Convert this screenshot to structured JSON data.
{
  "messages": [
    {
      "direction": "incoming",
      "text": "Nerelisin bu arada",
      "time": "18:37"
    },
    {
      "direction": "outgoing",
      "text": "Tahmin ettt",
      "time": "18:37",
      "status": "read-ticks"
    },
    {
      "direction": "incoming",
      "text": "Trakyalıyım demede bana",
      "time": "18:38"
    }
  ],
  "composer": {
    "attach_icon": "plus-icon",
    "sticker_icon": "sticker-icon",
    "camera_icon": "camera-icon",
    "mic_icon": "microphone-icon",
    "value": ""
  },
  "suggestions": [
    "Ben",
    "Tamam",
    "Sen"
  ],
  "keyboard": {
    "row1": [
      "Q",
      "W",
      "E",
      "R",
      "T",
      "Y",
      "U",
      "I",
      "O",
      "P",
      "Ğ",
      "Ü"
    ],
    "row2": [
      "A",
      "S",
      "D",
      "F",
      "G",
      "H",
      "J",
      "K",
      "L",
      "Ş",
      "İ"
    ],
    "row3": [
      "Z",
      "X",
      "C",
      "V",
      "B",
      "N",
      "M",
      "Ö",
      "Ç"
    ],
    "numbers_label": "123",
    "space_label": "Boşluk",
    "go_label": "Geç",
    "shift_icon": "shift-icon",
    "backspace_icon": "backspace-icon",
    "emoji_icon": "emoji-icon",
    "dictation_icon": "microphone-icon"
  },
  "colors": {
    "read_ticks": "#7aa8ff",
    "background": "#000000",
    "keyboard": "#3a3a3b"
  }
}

## Work instructions:
Quote the entire listing above exactly.

## Correct result:
Convert this screenshot to structured JSON data.
{
  "messages": [
    {
      "direction": "incoming",
      "text": "Nerelisin bu arada",
      "time": "18:37"
    },
    {
      "direction": "outgoing",
      "text": "Tahmin ettt",
      "time": "18:37",
      "status": "read-ticks"
    },
    {
      "direction": "incoming",
      "text": "Trakyalıyım demede bana",
      "time": "18:38"
    }
  ],
  "composer": {
    "attach_icon": "plus-icon",
    "sticker_icon": "sticker-icon",
    "camera_icon": "camera-icon",
    "mic_icon": "microphone-icon",
    "value": ""
  },
  "suggestions": [
    "Ben",
    "Tamam",
    "Sen"
  ],
  "keyboard": {
    "row1": [
      "Q",
      "W",
      "E",
      "R",
      "T",
      "Y",
      "U",
      "I",
      "O",
      "P",
      "Ğ",
      "Ü"
    ],
    "row2": [
      "A",
      "S",
      "D",
      "F",
      "G",
      "H",
      "J",
      "K",
      "L",
      "Ş",
      "İ"
    ],
    "row3": [
      "Z",
      "X",
      "C",
      "V",
      "B",
      "N",
      "M",
      "Ö",
      "Ç"
    ],
    "numbers_label": "123",
    "space_label": "Boşluk",
    "go_label": "Geç",
    "shift_icon": "shift-icon",
    "backspace_icon": "backspace-icon",
    "emoji_icon": "emoji-icon",
    "dictation_icon": "microphone-icon"
  },
  "colors": {
    "read_ticks": "#7aa8ff",
    "background": "#000000",
    "keyboard": "#3a3a3b"
  }
}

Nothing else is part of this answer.